## Task directions
The records below must be retyped exactly.

## Records for processing

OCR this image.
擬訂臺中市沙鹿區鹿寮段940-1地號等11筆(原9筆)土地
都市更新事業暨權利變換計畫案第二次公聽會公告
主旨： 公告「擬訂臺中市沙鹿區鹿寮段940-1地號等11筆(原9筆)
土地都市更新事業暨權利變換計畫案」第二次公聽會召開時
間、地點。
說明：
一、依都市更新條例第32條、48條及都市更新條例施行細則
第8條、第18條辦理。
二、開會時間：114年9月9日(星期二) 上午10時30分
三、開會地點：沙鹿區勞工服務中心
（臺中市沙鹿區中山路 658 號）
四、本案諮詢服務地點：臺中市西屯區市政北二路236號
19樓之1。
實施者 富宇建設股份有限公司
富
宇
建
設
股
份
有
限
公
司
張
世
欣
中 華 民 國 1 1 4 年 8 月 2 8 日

## Worked answer
OCR this image.
擬訂臺中市沙鹿區鹿寮段940-1地號等11筆(原9筆)土地
都市更新事業暨權利變換計畫案第二次公聽會公告
主旨： 公告「擬訂臺中市沙鹿區鹿寮段940-1地號等11筆(原9筆)
土地都市更新事業暨權利變換計畫案」第二次公聽會召開時
間、地點。
說明：
一、依都市更新條例第32條、48條及都市更新條例施行細則
第8條、第18條辦理。
二、開會時間：114年9月9日(星期二) 上午10時30分
三、開會地點：沙鹿區勞工服務中心
（臺中市沙鹿區中山路 658 號）
四、本案諮詢服務地點：臺中市西屯區市政北二路236號
19樓之1。
實施者 富宇建設股份有限公司
富
宇
建
設
股
份
有
限
公
司
張
世
欣
中 華 民 國 1 1 4 年 8 月 2 8 日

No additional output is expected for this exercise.